Select the lines of the records containing the word "JSON" and list them.

▸ RECORDS SUPPLIED:

○ ○ ○ ○

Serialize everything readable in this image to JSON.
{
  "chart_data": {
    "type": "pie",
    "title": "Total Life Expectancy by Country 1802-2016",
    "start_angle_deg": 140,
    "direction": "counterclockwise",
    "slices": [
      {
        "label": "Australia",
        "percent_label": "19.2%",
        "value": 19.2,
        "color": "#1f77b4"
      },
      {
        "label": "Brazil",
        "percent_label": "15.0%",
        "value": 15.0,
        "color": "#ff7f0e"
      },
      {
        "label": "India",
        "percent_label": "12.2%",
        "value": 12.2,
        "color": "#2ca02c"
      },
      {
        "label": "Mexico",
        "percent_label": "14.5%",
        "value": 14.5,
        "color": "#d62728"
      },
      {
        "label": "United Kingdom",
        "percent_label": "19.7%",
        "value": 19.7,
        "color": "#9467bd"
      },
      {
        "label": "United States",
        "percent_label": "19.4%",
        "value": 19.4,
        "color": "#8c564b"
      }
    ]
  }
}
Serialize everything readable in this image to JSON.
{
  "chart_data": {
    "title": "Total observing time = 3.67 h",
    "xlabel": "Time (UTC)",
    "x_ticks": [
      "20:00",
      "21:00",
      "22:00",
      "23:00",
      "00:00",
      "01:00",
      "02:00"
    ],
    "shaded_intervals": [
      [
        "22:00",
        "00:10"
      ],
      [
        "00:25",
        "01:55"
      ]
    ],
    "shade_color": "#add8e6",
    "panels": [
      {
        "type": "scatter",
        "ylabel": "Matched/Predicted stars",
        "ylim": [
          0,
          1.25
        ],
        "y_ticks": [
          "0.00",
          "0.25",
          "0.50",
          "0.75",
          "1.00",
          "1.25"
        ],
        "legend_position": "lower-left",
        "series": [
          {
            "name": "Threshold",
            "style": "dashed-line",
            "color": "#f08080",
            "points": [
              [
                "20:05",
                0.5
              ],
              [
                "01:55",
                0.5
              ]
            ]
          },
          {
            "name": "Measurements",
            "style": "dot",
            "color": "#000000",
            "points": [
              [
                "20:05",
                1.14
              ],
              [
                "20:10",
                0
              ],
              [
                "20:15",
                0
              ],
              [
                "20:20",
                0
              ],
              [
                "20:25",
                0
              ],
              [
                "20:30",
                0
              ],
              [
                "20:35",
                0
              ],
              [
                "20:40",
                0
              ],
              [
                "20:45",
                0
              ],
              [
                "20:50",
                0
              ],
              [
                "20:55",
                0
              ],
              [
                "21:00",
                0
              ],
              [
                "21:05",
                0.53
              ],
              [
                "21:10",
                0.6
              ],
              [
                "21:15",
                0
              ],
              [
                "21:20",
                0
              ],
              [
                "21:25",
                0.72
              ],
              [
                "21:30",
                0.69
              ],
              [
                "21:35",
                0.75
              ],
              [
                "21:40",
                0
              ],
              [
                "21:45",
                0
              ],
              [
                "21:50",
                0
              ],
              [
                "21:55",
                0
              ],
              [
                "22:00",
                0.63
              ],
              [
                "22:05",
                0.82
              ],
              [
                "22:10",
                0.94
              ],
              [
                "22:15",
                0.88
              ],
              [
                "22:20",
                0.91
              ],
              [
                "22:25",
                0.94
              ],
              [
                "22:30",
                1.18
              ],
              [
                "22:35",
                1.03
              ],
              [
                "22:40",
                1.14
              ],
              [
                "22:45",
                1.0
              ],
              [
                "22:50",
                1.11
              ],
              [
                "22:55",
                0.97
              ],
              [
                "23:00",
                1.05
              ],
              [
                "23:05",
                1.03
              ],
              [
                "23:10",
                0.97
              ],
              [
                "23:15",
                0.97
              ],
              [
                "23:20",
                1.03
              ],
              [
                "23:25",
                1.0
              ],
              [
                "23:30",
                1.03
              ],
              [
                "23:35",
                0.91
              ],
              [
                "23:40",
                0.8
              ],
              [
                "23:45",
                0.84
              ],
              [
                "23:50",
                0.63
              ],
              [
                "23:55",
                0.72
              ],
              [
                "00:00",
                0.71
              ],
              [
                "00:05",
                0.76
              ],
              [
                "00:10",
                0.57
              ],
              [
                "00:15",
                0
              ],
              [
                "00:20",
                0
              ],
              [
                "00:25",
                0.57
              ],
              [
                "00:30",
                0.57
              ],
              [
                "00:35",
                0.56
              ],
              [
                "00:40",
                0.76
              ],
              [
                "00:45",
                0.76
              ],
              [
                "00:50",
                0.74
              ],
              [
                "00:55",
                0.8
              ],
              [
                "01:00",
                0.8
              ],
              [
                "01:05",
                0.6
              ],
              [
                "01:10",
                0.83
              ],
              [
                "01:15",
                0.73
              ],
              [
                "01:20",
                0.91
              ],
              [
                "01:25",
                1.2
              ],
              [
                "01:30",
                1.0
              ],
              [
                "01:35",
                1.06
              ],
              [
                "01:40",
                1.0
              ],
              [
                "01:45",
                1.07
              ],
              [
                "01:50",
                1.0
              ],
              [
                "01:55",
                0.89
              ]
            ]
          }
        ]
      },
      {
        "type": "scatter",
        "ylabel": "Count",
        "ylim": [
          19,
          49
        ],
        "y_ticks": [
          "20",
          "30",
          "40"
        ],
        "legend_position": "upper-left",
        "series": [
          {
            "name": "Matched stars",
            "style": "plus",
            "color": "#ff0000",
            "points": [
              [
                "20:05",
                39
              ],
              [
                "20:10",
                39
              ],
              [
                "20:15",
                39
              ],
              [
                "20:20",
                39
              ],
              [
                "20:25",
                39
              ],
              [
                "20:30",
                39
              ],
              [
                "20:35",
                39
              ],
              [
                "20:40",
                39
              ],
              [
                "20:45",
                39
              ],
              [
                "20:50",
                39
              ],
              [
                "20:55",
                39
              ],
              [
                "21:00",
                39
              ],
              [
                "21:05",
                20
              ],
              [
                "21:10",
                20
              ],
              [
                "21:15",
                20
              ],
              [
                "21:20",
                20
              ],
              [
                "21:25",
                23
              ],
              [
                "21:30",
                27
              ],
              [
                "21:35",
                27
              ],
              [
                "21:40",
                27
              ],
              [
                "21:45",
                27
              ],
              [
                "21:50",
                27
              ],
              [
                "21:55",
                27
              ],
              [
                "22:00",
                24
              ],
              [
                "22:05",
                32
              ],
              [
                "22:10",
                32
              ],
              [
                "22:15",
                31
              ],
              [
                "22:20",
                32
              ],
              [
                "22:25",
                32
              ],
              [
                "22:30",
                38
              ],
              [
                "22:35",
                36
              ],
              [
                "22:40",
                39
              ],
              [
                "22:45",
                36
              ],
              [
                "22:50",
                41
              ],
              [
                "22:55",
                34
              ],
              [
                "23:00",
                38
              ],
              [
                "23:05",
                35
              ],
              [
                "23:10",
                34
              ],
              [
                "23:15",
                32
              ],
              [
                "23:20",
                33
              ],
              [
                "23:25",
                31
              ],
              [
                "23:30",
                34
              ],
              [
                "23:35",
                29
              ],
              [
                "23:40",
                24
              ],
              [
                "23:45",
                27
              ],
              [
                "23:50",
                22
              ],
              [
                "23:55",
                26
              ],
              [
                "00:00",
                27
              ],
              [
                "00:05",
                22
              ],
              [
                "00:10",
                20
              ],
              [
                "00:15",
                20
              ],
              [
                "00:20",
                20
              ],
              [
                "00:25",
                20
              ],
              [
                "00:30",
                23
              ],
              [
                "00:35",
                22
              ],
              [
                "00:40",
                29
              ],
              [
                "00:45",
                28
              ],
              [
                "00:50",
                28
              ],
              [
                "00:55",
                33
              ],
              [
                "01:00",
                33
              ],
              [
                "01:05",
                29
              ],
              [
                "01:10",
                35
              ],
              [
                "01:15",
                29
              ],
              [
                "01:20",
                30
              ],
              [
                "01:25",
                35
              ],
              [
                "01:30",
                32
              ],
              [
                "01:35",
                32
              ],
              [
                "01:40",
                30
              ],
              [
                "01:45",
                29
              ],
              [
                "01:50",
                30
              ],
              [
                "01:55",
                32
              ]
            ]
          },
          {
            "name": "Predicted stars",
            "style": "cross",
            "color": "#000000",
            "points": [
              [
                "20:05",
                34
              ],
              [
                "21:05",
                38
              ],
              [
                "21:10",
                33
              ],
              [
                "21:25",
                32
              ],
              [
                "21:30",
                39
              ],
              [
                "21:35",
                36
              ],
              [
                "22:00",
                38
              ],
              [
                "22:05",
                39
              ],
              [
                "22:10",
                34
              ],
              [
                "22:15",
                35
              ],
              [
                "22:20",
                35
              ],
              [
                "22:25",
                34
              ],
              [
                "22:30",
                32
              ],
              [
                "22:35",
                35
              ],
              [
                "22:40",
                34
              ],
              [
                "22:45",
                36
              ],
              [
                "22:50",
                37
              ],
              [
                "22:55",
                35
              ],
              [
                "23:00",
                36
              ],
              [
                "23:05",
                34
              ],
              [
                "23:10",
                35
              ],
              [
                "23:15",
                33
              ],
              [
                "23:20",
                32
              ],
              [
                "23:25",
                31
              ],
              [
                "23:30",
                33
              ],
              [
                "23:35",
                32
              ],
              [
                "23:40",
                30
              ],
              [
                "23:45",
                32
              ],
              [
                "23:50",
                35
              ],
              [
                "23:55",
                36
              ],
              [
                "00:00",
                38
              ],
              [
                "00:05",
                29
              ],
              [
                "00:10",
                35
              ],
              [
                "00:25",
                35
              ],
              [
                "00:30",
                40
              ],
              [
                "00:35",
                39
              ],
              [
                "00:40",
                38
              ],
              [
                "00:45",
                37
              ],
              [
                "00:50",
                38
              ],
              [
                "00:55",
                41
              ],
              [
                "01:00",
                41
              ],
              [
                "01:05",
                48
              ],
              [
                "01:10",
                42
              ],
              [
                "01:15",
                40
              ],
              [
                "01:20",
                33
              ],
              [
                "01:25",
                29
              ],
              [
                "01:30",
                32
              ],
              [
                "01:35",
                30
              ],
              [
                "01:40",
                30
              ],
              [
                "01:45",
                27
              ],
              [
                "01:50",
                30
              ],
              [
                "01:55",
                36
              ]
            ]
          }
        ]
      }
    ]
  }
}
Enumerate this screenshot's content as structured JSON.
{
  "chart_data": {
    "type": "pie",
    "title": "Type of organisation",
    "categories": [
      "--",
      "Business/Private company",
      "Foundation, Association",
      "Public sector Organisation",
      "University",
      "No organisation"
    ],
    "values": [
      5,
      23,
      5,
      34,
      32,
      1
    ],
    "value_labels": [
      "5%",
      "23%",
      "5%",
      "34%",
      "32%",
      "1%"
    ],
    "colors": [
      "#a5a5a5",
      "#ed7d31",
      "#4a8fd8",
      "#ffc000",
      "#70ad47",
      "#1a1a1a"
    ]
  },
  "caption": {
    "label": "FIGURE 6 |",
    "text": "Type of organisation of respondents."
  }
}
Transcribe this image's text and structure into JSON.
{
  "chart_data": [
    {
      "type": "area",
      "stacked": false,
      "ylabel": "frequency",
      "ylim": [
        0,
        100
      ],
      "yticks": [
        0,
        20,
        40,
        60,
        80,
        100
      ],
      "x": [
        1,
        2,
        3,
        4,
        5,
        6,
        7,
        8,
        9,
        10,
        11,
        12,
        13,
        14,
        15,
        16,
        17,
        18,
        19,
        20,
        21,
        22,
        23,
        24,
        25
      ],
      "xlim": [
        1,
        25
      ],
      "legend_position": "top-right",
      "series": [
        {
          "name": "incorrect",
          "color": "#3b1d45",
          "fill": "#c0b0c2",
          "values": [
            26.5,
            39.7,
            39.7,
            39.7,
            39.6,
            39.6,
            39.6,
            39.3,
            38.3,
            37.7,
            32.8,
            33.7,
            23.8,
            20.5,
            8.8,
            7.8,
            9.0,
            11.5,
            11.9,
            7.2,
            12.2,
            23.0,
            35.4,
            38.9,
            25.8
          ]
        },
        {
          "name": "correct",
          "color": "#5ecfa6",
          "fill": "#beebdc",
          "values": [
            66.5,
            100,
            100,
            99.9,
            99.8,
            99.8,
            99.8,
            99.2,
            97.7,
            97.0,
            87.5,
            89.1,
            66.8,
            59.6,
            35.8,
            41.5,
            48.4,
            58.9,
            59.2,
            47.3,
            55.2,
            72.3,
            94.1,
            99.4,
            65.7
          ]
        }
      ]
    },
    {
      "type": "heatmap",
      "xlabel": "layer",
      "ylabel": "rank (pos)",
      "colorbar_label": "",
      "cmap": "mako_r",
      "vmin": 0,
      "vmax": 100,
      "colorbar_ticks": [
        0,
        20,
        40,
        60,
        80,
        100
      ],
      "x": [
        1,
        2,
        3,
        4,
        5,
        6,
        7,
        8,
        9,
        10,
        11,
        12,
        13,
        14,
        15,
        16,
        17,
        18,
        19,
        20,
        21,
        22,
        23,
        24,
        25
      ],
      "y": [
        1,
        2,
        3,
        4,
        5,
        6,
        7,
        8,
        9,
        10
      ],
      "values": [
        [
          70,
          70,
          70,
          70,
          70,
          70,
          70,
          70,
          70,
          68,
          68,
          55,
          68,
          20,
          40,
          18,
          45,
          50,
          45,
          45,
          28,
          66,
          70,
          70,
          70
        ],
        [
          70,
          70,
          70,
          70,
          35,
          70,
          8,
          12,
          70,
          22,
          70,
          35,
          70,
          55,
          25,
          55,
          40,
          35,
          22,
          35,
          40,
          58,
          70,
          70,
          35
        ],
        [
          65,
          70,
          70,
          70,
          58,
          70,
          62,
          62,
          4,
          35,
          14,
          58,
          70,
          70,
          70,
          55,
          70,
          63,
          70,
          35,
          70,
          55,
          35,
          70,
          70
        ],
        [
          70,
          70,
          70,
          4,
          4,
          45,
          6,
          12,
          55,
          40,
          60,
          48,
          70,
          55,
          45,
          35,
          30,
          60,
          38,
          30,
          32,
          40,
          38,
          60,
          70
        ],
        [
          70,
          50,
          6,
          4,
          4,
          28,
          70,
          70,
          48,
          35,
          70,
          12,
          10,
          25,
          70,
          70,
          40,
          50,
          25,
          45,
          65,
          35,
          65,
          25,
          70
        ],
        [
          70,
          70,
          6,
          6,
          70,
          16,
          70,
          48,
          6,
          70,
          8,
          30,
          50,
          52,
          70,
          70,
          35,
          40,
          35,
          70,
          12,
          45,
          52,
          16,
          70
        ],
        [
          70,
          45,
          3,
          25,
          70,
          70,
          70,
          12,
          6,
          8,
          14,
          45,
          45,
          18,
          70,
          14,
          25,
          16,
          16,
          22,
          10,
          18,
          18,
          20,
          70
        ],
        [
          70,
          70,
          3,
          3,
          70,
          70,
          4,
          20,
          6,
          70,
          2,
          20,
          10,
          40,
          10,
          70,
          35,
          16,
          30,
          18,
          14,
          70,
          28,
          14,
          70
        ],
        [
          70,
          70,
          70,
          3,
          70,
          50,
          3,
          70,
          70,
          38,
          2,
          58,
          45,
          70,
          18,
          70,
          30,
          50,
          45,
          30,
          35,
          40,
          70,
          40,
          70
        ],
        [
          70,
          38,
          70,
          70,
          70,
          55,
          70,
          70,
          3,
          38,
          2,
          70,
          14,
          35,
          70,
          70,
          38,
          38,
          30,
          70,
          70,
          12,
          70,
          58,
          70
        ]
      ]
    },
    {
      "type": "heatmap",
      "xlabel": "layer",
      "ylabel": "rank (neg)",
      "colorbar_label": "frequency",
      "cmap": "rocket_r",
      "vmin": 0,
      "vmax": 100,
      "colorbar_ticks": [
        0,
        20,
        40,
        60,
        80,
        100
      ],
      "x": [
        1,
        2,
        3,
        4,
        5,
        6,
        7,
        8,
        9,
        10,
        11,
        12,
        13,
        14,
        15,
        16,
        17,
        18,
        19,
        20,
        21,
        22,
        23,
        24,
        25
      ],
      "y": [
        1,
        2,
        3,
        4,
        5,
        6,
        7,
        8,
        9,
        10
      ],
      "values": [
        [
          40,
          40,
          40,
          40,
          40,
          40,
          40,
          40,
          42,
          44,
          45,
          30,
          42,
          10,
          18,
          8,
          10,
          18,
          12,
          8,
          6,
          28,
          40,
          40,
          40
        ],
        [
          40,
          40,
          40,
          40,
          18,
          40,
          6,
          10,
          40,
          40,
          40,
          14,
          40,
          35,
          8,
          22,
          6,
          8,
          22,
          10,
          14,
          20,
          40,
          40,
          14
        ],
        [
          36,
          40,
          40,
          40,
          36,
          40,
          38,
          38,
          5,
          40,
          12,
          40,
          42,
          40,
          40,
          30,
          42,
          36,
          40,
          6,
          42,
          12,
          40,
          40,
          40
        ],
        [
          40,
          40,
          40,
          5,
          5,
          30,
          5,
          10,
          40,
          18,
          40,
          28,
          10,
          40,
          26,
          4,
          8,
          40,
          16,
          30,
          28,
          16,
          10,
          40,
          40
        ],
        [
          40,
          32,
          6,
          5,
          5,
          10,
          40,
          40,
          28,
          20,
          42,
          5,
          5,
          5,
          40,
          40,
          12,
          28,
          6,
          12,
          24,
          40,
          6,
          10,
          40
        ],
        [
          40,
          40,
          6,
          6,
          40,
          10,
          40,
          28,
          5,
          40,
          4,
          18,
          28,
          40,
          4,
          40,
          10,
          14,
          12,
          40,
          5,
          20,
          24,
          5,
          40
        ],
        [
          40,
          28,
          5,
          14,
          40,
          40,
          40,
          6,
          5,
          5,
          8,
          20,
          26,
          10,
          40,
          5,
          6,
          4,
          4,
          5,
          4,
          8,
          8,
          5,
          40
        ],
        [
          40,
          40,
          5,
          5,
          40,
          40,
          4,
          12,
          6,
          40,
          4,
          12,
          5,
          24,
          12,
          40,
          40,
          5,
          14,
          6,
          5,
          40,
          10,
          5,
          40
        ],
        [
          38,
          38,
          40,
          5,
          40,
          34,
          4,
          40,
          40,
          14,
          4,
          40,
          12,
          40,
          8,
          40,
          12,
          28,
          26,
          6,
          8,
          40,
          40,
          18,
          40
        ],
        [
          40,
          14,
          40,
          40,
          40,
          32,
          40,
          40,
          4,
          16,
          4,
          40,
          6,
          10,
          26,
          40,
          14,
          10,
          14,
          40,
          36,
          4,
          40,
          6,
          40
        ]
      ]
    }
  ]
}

○ ○ ○ ○

▸ REPLY TO THE TASK:
Serialize everything readable in this image to JSON.
Serialize everything readable in this image to JSON.
Enumerate this screenshot's content as structured JSON.
Transcribe this image's text and structure into JSON.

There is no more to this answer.